> _WORK TO COMPLETE_
Each record must be reproduced exactly as it is shown.
─── DATASET ROWS ───
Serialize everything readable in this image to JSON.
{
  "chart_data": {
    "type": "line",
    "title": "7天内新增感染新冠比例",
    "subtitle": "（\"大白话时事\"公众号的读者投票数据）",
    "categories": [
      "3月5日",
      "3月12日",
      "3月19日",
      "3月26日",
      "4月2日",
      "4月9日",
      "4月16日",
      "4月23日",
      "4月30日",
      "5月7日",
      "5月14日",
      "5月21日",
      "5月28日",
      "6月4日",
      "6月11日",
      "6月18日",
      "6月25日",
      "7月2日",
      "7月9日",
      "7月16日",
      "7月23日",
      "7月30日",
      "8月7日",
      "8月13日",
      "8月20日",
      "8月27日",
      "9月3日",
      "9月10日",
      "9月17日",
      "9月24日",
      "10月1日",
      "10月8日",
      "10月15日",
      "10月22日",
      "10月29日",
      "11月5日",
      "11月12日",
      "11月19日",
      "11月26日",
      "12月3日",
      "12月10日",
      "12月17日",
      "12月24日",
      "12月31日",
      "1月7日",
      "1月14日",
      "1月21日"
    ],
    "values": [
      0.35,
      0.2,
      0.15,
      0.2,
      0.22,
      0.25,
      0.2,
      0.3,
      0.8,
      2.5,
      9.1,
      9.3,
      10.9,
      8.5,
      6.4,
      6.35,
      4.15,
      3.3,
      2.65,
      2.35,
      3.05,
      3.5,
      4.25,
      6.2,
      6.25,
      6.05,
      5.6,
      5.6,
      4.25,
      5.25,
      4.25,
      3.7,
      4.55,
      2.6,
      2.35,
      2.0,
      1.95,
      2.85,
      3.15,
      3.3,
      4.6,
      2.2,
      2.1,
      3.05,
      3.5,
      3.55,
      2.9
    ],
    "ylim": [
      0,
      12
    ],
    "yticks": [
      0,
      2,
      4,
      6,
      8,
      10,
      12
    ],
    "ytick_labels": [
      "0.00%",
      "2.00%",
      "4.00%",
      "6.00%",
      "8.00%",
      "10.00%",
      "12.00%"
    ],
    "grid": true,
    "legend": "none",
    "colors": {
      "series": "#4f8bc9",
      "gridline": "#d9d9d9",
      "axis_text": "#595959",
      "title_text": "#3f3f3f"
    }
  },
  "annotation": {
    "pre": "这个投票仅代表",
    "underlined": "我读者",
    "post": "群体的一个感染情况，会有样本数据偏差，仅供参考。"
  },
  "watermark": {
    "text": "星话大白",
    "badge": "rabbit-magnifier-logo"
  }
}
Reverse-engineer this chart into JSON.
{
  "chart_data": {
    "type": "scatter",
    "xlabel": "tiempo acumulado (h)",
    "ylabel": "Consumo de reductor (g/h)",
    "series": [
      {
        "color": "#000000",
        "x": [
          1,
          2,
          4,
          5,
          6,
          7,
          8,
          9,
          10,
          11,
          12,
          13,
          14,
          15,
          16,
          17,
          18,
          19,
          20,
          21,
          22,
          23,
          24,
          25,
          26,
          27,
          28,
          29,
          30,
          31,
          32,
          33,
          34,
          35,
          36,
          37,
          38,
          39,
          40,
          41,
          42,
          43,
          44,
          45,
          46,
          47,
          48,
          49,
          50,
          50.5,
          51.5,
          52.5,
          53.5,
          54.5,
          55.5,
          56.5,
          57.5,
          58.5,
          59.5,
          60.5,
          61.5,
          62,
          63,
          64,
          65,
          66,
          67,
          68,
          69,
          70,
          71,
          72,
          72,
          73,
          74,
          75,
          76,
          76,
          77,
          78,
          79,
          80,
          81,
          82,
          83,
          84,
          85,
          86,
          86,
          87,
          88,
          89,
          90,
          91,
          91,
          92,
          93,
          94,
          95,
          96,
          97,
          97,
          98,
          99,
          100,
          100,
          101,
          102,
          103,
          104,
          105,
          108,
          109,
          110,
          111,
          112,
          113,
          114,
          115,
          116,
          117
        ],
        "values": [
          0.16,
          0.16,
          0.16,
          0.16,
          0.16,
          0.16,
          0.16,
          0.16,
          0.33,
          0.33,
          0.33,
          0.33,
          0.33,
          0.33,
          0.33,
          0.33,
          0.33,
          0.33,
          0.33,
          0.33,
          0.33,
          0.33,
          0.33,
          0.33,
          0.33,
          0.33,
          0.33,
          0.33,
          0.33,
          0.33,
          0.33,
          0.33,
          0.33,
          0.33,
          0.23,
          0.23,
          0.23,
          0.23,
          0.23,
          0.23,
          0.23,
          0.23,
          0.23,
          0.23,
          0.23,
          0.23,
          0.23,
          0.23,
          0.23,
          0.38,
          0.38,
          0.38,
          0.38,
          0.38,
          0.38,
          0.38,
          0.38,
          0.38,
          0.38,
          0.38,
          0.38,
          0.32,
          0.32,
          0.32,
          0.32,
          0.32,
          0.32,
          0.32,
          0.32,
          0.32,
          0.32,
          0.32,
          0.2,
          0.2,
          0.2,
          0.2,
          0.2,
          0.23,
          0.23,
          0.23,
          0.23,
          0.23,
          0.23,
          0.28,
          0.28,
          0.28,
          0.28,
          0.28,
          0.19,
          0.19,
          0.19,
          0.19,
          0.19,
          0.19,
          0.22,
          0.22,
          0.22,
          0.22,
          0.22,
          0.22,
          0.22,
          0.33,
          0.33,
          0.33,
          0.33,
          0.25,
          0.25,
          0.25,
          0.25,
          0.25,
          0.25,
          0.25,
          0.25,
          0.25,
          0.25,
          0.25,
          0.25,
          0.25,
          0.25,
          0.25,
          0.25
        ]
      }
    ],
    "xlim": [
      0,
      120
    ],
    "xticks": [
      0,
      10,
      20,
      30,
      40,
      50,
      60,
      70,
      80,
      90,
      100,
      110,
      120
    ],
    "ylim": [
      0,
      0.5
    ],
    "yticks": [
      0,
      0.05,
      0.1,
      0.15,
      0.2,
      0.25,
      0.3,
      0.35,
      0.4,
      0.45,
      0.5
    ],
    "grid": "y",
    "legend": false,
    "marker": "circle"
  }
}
───
> _RESULT FOR THIS EXERCISE_
Serialize everything readable in this image to JSON.
{
  "chart_data": {
    "type": "line",
    "title": "7天内新增感染新冠比例",
    "subtitle": "（\"大白话时事\"公众号的读者投票数据）",
    "categories": [
      "3月5日",
      "3月12日",
      "3月19日",
      "3月26日",
      "4月2日",
      "4月9日",
      "4月16日",
      "4月23日",
      "4月30日",
      "5月7日",
      "5月14日",
      "5月21日",
      "5月28日",
      "6月4日",
      "6月11日",
      "6月18日",
      "6月25日",
      "7月2日",
      "7月9日",
      "7月16日",
      "7月23日",
      "7月30日",
      "8月7日",
      "8月13日",
      "8月20日",
      "8月27日",
      "9月3日",
      "9月10日",
      "9月17日",
      "9月24日",
      "10月1日",
      "10月8日",
      "10月15日",
      "10月22日",
      "10月29日",
      "11月5日",
      "11月12日",
      "11月19日",
      "11月26日",
      "12月3日",
      "12月10日",
      "12月17日",
      "12月24日",
      "12月31日",
      "1月7日",
      "1月14日",
      "1月21日"
    ],
    "values": [
      0.35,
      0.2,
      0.15,
      0.2,
      0.22,
      0.25,
      0.2,
      0.3,
      0.8,
      2.5,
      9.1,
      9.3,
      10.9,
      8.5,
      6.4,
      6.35,
      4.15,
      3.3,
      2.65,
      2.35,
      3.05,
      3.5,
      4.25,
      6.2,
      6.25,
      6.05,
      5.6,
      5.6,
      4.25,
      5.25,
      4.25,
      3.7,
      4.55,
      2.6,
      2.35,
      2.0,
      1.95,
      2.85,
      3.15,
      3.3,
      4.6,
      2.2,
      2.1,
      3.05,
      3.5,
      3.55,
      2.9
    ],
    "ylim": [
      0,
      12
    ],
    "yticks": [
      0,
      2,
      4,
      6,
      8,
      10,
      12
    ],
    "ytick_labels": [
      "0.00%",
      "2.00%",
      "4.00%",
      "6.00%",
      "8.00%",
      "10.00%",
      "12.00%"
    ],
    "grid": true,
    "legend": "none",
    "colors": {
      "series": "#4f8bc9",
      "gridline": "#d9d9d9",
      "axis_text": "#595959",
      "title_text": "#3f3f3f"
    }
  },
  "annotation": {
    "pre": "这个投票仅代表",
    "underlined": "我读者",
    "post": "群体的一个感染情况，会有样本数据偏差，仅供参考。"
  },
  "watermark": {
    "text": "星话大白",
    "badge": "rabbit-magnifier-logo"
  }
}
Reverse-engineer this chart into JSON.
{
  "chart_data": {
    "type": "scatter",
    "xlabel": "tiempo acumulado (h)",
    "ylabel": "Consumo de reductor (g/h)",
    "series": [
      {
        "color": "#000000",
        "x": [
          1,
          2,
          4,
          5,
          6,
          7,
          8,
          9,
          10,
          11,
          12,
          13,
          14,
          15,
          16,
          17,
          18,
          19,
          20,
          21,
          22,
          23,
          24,
          25,
          26,
          27,
          28,
          29,
          30,
          31,
          32,
          33,
          34,
          35,
          36,
          37,
          38,
          39,
          40,
          41,
          42,
          43,
          44,
          45,
          46,
          47,
          48,
          49,
          50,
          50.5,
          51.5,
          52.5,
          53.5,
          54.5,
          55.5,
          56.5,
          57.5,
          58.5,
          59.5,
          60.5,
          61.5,
          62,
          63,
          64,
          65,
          66,
          67,
          68,
          69,
          70,
          71,
          72,
          72,
          73,
          74,
          75,
          76,
          76,
          77,
          78,
          79,
          80,
          81,
          82,
          83,
          84,
          85,
          86,
          86,
          87,
          88,
          89,
          90,
          91,
          91,
          92,
          93,
          94,
          95,
          96,
          97,
          97,
          98,
          99,
          100,
          100,
          101,
          102,
          103,
          104,
          105,
          108,
          109,
          110,
          111,
          112,
          113,
          114,
          115,
          116,
          117
        ],
        "values": [
          0.16,
          0.16,
          0.16,
          0.16,
          0.16,
          0.16,
          0.16,
          0.16,
          0.33,
          0.33,
          0.33,
          0.33,
          0.33,
          0.33,
          0.33,
          0.33,
          0.33,
          0.33,
          0.33,
          0.33,
          0.33,
          0.33,
          0.33,
          0.33,
          0.33,
          0.33,
          0.33,
          0.33,
          0.33,
          0.33,
          0.33,
          0.33,
          0.33,
          0.33,
          0.23,
          0.23,
          0.23,
          0.23,
          0.23,
          0.23,
          0.23,
          0.23,
          0.23,
          0.23,
          0.23,
          0.23,
          0.23,
          0.23,
          0.23,
          0.38,
          0.38,
          0.38,
          0.38,
          0.38,
          0.38,
          0.38,
          0.38,
          0.38,
          0.38,
          0.38,
          0.38,
          0.32,
          0.32,
          0.32,
          0.32,
          0.32,
          0.32,
          0.32,
          0.32,
          0.32,
          0.32,
          0.32,
          0.2,
          0.2,
          0.2,
          0.2,
          0.2,
          0.23,
          0.23,
          0.23,
          0.23,
          0.23,
          0.23,
          0.28,
          0.28,
          0.28,
          0.28,
          0.28,
          0.19,
          0.19,
          0.19,
          0.19,
          0.19,
          0.19,
          0.22,
          0.22,
          0.22,
          0.22,
          0.22,
          0.22,
          0.22,
          0.33,
          0.33,
          0.33,
          0.33,
          0.25,
          0.25,
          0.25,
          0.25,
          0.25,
          0.25,
          0.25,
          0.25,
          0.25,
          0.25,
          0.25,
          0.25,
          0.25,
          0.25,
          0.25,
          0.25
        ]
      }
    ],
    "xlim": [
      0,
      120
    ],
    "xticks": [
      0,
      10,
      20,
      30,
      40,
      50,
      60,
      70,
      80,
      90,
      100,
      110,
      120
    ],
    "ylim": [
      0,
      0.5
    ],
    "yticks": [
      0,
      0.05,
      0.1,
      0.15,
      0.2,
      0.25,
      0.3,
      0.35,
      0.4,
      0.45,
      0.5
    ],
    "grid": "y",
    "legend": false,
    "marker": "circle"
  }
}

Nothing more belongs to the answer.